(Records from a data source)
◇ ◇ ◇ ◇ ◇ ◇ ◇

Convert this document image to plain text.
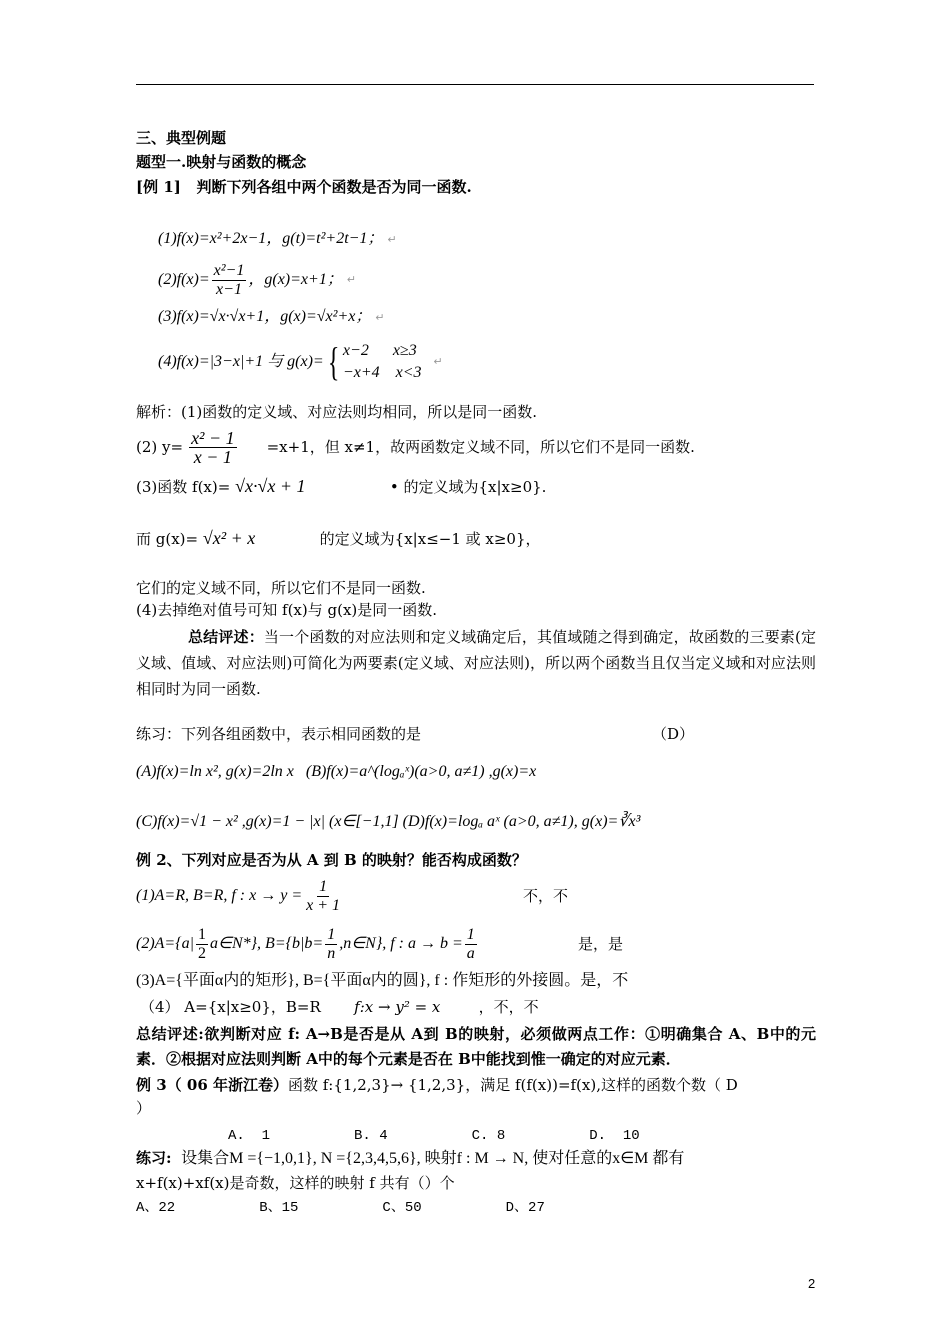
三、典型例题
题型一.映射与函数的概念
[例 1] 判断下列各组中两个函数是否为同一函数.
(1)f(x)=x²+2x−1，g(t)=t²+2t−1； ↵
$(2)f(x)= \frac{\text{x²−1}}{x-1}$ ，g(x)=x+1；
↵
(3)f(x)=√x·√x+1，g(x)=√x²+x； ↵
(4)f(x)=|3−x|+1 与 g(x)= { x−2      x≥3
−x+4    x<3

↵
解析：(1)函数的定义域、对应法则均相同，所以是同一函数.
(2) $y= \frac{\text{x² − 1}}{x - 1} =x+1$，但 x≠1，故两函数定义域不同，所以它们不是同一函数.
(3)函数 f(x)= √x·√x + 1	• 的定义域为{x|x≥0}.
而 g(x)= √x² + x	的定义域为{x|x≤−1 或 x≥0}，
它们的定义域不同，所以它们不是同一函数.
(4)去掉绝对值号可知 f(x)与 g(x)是同一函数.
总结评述：当一个函数的对应法则和定义域确定后，其值域随之得到确定，故函数的三要素(定义域、值域、对应法则)可简化为两要素(定义域、对应法则)，所以两个函数当且仅当定义域和对应法则相同时为同一函数.
练习：下列各组函数中，表示相同函数的是	（D）
(A)f(x)=ln x², g(x)=2ln x (B)f(x)=a^(logₐˣ)(a>0, a≠1) ,g(x)=x
(C)f(x)=√1 − x² ,g(x)=1 − |x| (x∈[−1,1] (D)f(x)=logₐ aˣ (a>0, a≠1), g(x)=∛x³
例 2、下列对应是否为从 A 到 B 的映射？能否构成函数？
(1)A=R, B=R, f : $x \to y = \frac{1}{x + 1}$	不，不
$(2)A=\{a| \frac{1}{2}$ a∈N*}, $B=\{b|b= \frac{1}{n}$ ,n∈N}, f : $a \to b = \frac{1}{a}$	是，是
(3)A={平面α内的矩形}, B={平面α内的圆}, f : 作矩形的外接圆。是，不
（4） A={x|x≥0}，B=R f:x → y² = x	，不，不
总结评述:欲判断对应 f: A→B是否是从 A到 B的映射，必须做两点工作：①明确集合 A、B中的元素．②根据对应法则判断 A中的每个元素是否在 B中能找到惟一确定的对应元素．
例 3（ 06 年浙江卷）函数 f:{1,2,3}→ {1,2,3}，满足 f(f(x))=f(x),这样的函数个数（ D
）
A.  1          B. 4          C. 8          D.  10
练习: 设集合M ={−1,0,1}, N ={2,3,4,5,6}, 映射f : M → N, 使对任意的x∈M 都有
x+f(x)+xf(x)是奇数，这样的映射 f 共有（）个
A、22          B、15          C、50          D、27
2
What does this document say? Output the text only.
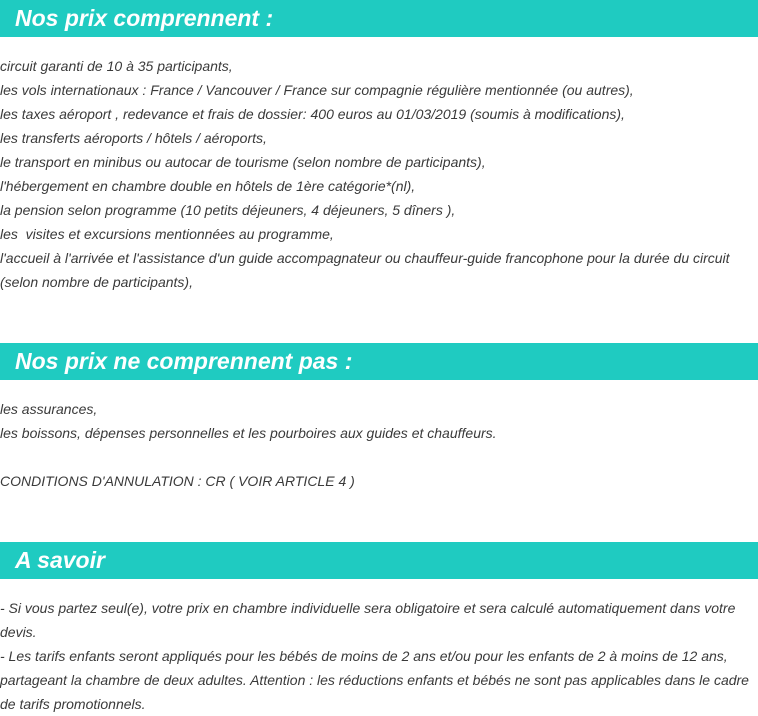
Nos prix comprennent :
circuit garanti de 10 à 35 participants,
les vols internationaux : France / Vancouver / France sur compagnie régulière mentionnée (ou autres),
les taxes aéroport , redevance et frais de dossier: 400 euros au 01/03/2019 (soumis à modifications),
les transferts aéroports / hôtels / aéroports,
le transport en minibus ou autocar de tourisme (selon nombre de participants),
l'hébergement en chambre double en hôtels de 1ère catégorie*(nl),
la pension selon programme (10 petits déjeuners, 4 déjeuners, 5 dîners ),
les  visites et excursions mentionnées au programme,
l'accueil à l'arrivée et l'assistance d'un guide accompagnateur ou chauffeur-guide francophone pour la durée du circuit
(selon nombre de participants),
Nos prix ne comprennent pas :
les assurances,
les boissons, dépenses personnelles et les pourboires aux guides et chauffeurs.
CONDITIONS D'ANNULATION : CR ( VOIR ARTICLE 4 )
A savoir
- Si vous partez seul(e), votre prix en chambre individuelle sera obligatoire et sera calculé automatiquement dans votre
devis.
- Les tarifs enfants seront appliqués pour les bébés de moins de 2 ans et/ou pour les enfants de 2 à moins de 12 ans,
partageant la chambre de deux adultes. Attention : les réductions enfants et bébés ne sont pas applicables dans le cadre
de tarifs promotionnels.
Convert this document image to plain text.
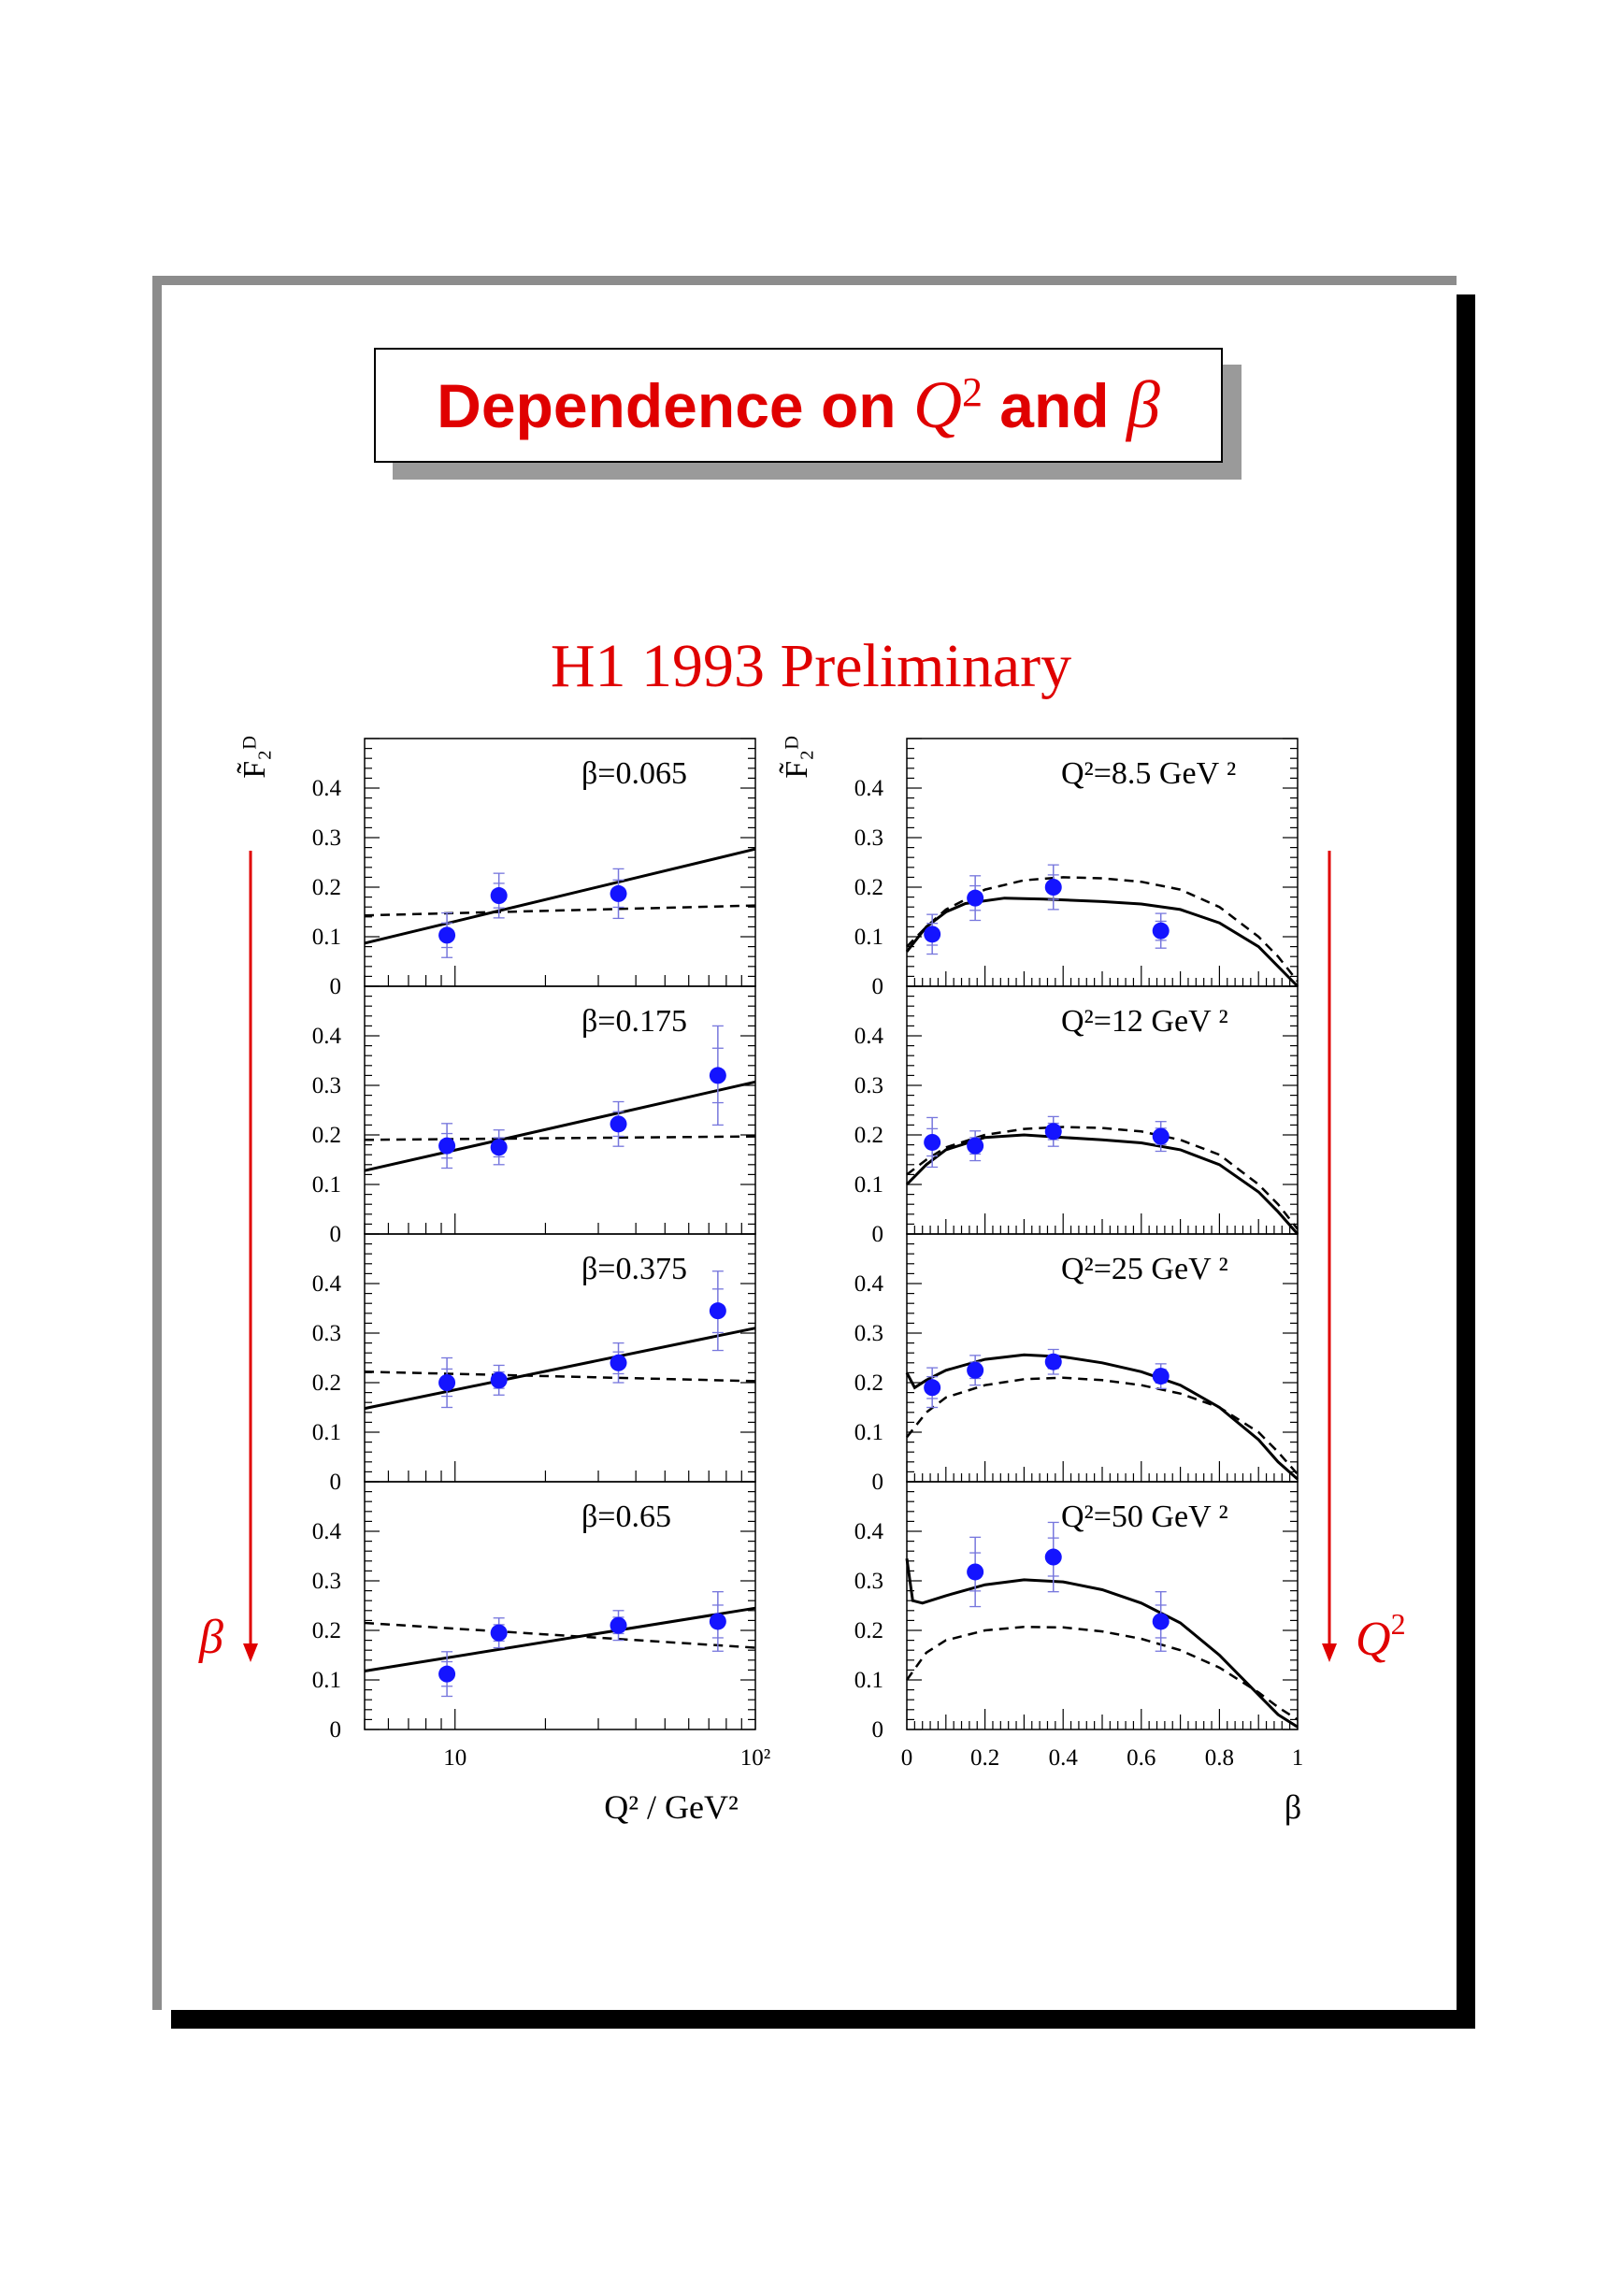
Dependence on $Q^2$ and β
H1 1993 Preliminary
0
0.1
0.2
0.3
0.4	β=0.065
0
0.1
0.2
0.3
0.4	β=0.175
0
0.1
0.2
0.3
0.4	β=0.375
0
0.1
0.2
0.3
0.4	β=0.65
10	10²
Q² / GeV²
F̃₂ᴰ
0
0.1
0.2
0.3
0.4	Q²=8.5 GeV ²
0
0.1
0.2
0.3
0.4	Q²=12 GeV ²
0
0.1
0.2
0.3
0.4	Q²=25 GeV ²
0
0.1
0.2
0.3
0.4	Q²=50 GeV ²
0 0.2 0.4 0.6 0.8 1
β
F̃₂ᴰ
β	$Q^2$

◇ ◇ ◇ ◇ ◇ ◇ ◇

Short exercise =
Reproduce all the records verbatim, excluding images.

Answer for the task =
Convert this document image to plain text.
三、典型例题
题型一.映射与函数的概念
[例 1] 判断下列各组中两个函数是否为同一函数.
(1)f(x)=x²+2x−1，g(t)=t²+2t−1； ↵
$(2)f(x)= \frac{\text{x²−1}}{x-1}$ ，g(x)=x+1；
↵
(3)f(x)=√x·√x+1，g(x)=√x²+x； ↵
(4)f(x)=|3−x|+1 与 g(x)= { x−2      x≥3
−x+4    x<3

↵
解析：(1)函数的定义域、对应法则均相同，所以是同一函数.
(2) $y= \frac{\text{x² − 1}}{x - 1} =x+1$，但 x≠1，故两函数定义域不同，所以它们不是同一函数.
(3)函数 f(x)= √x·√x + 1	• 的定义域为{x|x≥0}.
而 g(x)= √x² + x	的定义域为{x|x≤−1 或 x≥0}，
它们的定义域不同，所以它们不是同一函数.
(4)去掉绝对值号可知 f(x)与 g(x)是同一函数.
总结评述：当一个函数的对应法则和定义域确定后，其值域随之得到确定，故函数的三要素(定义域、值域、对应法则)可简化为两要素(定义域、对应法则)，所以两个函数当且仅当定义域和对应法则相同时为同一函数.
练习：下列各组函数中，表示相同函数的是	（D）
(A)f(x)=ln x², g(x)=2ln x (B)f(x)=a^(logₐˣ)(a>0, a≠1) ,g(x)=x
(C)f(x)=√1 − x² ,g(x)=1 − |x| (x∈[−1,1] (D)f(x)=logₐ aˣ (a>0, a≠1), g(x)=∛x³
例 2、下列对应是否为从 A 到 B 的映射？能否构成函数？
(1)A=R, B=R, f : $x \to y = \frac{1}{x + 1}$	不，不
$(2)A=\{a| \frac{1}{2}$ a∈N*}, $B=\{b|b= \frac{1}{n}$ ,n∈N}, f : $a \to b = \frac{1}{a}$	是，是
(3)A={平面α内的矩形}, B={平面α内的圆}, f : 作矩形的外接圆。是，不
（4） A={x|x≥0}，B=R f:x → y² = x	，不，不
总结评述:欲判断对应 f: A→B是否是从 A到 B的映射，必须做两点工作：①明确集合 A、B中的元素．②根据对应法则判断 A中的每个元素是否在 B中能找到惟一确定的对应元素．
例 3（ 06 年浙江卷）函数 f:{1,2,3}→ {1,2,3}，满足 f(f(x))=f(x),这样的函数个数（ D
）
A.  1          B. 4          C. 8          D.  10
练习: 设集合M ={−1,0,1}, N ={2,3,4,5,6}, 映射f : M → N, 使对任意的x∈M 都有
x+f(x)+xf(x)是奇数，这样的映射 f 共有（）个
A、22          B、15          C、50          D、27
2
What does this document say? Output the text only.
Nos prix comprennent :
circuit garanti de 10 à 35 participants,
les vols internationaux : France / Vancouver / France sur compagnie régulière mentionnée (ou autres),
les taxes aéroport , redevance et frais de dossier: 400 euros au 01/03/2019 (soumis à modifications),
les transferts aéroports / hôtels / aéroports,
le transport en minibus ou autocar de tourisme (selon nombre de participants),
l'hébergement en chambre double en hôtels de 1ère catégorie*(nl),
la pension selon programme (10 petits déjeuners, 4 déjeuners, 5 dîners ),
les  visites et excursions mentionnées au programme,
l'accueil à l'arrivée et l'assistance d'un guide accompagnateur ou chauffeur-guide francophone pour la durée du circuit
(selon nombre de participants),
Nos prix ne comprennent pas :
les assurances,
les boissons, dépenses personnelles et les pourboires aux guides et chauffeurs.
CONDITIONS D'ANNULATION : CR ( VOIR ARTICLE 4 )
A savoir
- Si vous partez seul(e), votre prix en chambre individuelle sera obligatoire et sera calculé automatiquement dans votre
devis.
- Les tarifs enfants seront appliqués pour les bébés de moins de 2 ans et/ou pour les enfants de 2 à moins de 12 ans,
partageant la chambre de deux adultes. Attention : les réductions enfants et bébés ne sont pas applicables dans le cadre
de tarifs promotionnels.
Convert this document image to plain text.
Dependence on $Q^2$ and β
H1 1993 Preliminary
0
0.1
0.2
0.3
0.4	β=0.065
0
0.1
0.2
0.3
0.4	β=0.175
0
0.1
0.2
0.3
0.4	β=0.375
0
0.1
0.2
0.3
0.4	β=0.65
10	10²
Q² / GeV²
F̃₂ᴰ
0
0.1
0.2
0.3
0.4	Q²=8.5 GeV ²
0
0.1
0.2
0.3
0.4	Q²=12 GeV ²
0
0.1
0.2
0.3
0.4	Q²=25 GeV ²
0
0.1
0.2
0.3
0.4	Q²=50 GeV ²
0 0.2 0.4 0.6 0.8 1
β
F̃₂ᴰ
β	$Q^2$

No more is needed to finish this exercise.